[Problem requirements]
Echo the following lines back exactly, from first to last.

Dataset rows:

------------------------------

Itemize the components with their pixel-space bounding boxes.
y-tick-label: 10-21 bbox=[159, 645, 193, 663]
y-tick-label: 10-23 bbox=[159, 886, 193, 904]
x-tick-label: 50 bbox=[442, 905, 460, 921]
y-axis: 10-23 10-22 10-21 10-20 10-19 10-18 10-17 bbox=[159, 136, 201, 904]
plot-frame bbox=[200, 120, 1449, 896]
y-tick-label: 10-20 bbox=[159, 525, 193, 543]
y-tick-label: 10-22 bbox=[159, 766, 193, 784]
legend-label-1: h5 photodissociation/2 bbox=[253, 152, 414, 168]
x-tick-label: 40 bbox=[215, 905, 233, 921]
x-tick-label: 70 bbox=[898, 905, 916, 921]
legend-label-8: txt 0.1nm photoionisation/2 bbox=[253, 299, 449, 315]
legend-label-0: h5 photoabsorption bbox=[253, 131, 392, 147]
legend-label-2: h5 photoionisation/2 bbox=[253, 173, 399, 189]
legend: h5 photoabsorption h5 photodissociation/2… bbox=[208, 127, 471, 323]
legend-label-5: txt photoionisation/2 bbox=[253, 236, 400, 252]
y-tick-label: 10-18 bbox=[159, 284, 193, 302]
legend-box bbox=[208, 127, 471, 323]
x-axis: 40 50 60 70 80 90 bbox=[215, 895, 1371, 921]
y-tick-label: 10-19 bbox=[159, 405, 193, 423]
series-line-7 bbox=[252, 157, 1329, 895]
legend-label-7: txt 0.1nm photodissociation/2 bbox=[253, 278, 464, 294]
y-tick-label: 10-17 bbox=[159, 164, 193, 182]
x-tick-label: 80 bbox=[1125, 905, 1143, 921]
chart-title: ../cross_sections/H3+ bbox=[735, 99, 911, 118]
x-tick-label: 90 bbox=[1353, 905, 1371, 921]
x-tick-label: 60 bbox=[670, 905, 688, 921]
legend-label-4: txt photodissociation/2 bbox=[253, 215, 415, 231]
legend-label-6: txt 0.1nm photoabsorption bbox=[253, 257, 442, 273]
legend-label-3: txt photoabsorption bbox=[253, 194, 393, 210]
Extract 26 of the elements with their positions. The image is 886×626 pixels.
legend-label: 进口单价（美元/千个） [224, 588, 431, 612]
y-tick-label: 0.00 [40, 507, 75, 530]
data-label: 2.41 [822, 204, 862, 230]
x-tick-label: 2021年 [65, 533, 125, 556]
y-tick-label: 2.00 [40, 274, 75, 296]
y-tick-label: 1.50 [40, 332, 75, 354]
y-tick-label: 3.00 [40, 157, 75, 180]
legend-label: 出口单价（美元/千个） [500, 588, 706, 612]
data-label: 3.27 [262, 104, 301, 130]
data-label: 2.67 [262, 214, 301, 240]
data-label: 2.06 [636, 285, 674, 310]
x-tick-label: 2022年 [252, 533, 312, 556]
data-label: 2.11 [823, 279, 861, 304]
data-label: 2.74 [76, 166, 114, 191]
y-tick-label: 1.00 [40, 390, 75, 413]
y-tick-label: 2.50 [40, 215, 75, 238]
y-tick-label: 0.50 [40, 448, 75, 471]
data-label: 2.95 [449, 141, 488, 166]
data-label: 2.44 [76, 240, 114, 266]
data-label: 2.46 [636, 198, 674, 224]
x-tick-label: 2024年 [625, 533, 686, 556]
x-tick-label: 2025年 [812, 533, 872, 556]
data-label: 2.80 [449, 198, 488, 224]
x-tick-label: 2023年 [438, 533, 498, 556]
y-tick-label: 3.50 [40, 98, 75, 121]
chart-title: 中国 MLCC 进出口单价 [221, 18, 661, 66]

------------------------------

[Problem solution]
Itemize the components with their pixel-space bounding boxes.
y-tick-label: 10-21 bbox=[159, 645, 193, 663]
y-tick-label: 10-23 bbox=[159, 886, 193, 904]
x-tick-label: 50 bbox=[442, 905, 460, 921]
y-axis: 10-23 10-22 10-21 10-20 10-19 10-18 10-17 bbox=[159, 136, 201, 904]
plot-frame bbox=[200, 120, 1449, 896]
y-tick-label: 10-20 bbox=[159, 525, 193, 543]
y-tick-label: 10-22 bbox=[159, 766, 193, 784]
legend-label-1: h5 photodissociation/2 bbox=[253, 152, 414, 168]
x-tick-label: 40 bbox=[215, 905, 233, 921]
x-tick-label: 70 bbox=[898, 905, 916, 921]
legend-label-8: txt 0.1nm photoionisation/2 bbox=[253, 299, 449, 315]
legend-label-0: h5 photoabsorption bbox=[253, 131, 392, 147]
legend-label-2: h5 photoionisation/2 bbox=[253, 173, 399, 189]
legend: h5 photoabsorption h5 photodissociation/2… bbox=[208, 127, 471, 323]
legend-label-5: txt photoionisation/2 bbox=[253, 236, 400, 252]
y-tick-label: 10-18 bbox=[159, 284, 193, 302]
legend-box bbox=[208, 127, 471, 323]
x-axis: 40 50 60 70 80 90 bbox=[215, 895, 1371, 921]
y-tick-label: 10-19 bbox=[159, 405, 193, 423]
series-line-7 bbox=[252, 157, 1329, 895]
legend-label-7: txt 0.1nm photodissociation/2 bbox=[253, 278, 464, 294]
y-tick-label: 10-17 bbox=[159, 164, 193, 182]
x-tick-label: 80 bbox=[1125, 905, 1143, 921]
chart-title: ../cross_sections/H3+ bbox=[735, 99, 911, 118]
x-tick-label: 90 bbox=[1353, 905, 1371, 921]
x-tick-label: 60 bbox=[670, 905, 688, 921]
legend-label-4: txt photodissociation/2 bbox=[253, 215, 415, 231]
legend-label-6: txt 0.1nm photoabsorption bbox=[253, 257, 442, 273]
legend-label-3: txt photoabsorption bbox=[253, 194, 393, 210]
Extract 26 of the elements with their positions. The image is 886×626 pixels.
legend-label: 进口单价（美元/千个） [224, 588, 431, 612]
y-tick-label: 0.00 [40, 507, 75, 530]
data-label: 2.41 [822, 204, 862, 230]
x-tick-label: 2021年 [65, 533, 125, 556]
y-tick-label: 2.00 [40, 274, 75, 296]
y-tick-label: 1.50 [40, 332, 75, 354]
y-tick-label: 3.00 [40, 157, 75, 180]
legend-label: 出口单价（美元/千个） [500, 588, 706, 612]
data-label: 3.27 [262, 104, 301, 130]
data-label: 2.67 [262, 214, 301, 240]
data-label: 2.06 [636, 285, 674, 310]
x-tick-label: 2022年 [252, 533, 312, 556]
data-label: 2.11 [823, 279, 861, 304]
data-label: 2.74 [76, 166, 114, 191]
y-tick-label: 1.00 [40, 390, 75, 413]
y-tick-label: 2.50 [40, 215, 75, 238]
y-tick-label: 0.50 [40, 448, 75, 471]
data-label: 2.95 [449, 141, 488, 166]
data-label: 2.44 [76, 240, 114, 266]
data-label: 2.46 [636, 198, 674, 224]
x-tick-label: 2024年 [625, 533, 686, 556]
x-tick-label: 2025年 [812, 533, 872, 556]
data-label: 2.80 [449, 198, 488, 224]
x-tick-label: 2023年 [438, 533, 498, 556]
y-tick-label: 3.50 [40, 98, 75, 121]
chart-title: 中国 MLCC 进出口单价 [221, 18, 661, 66]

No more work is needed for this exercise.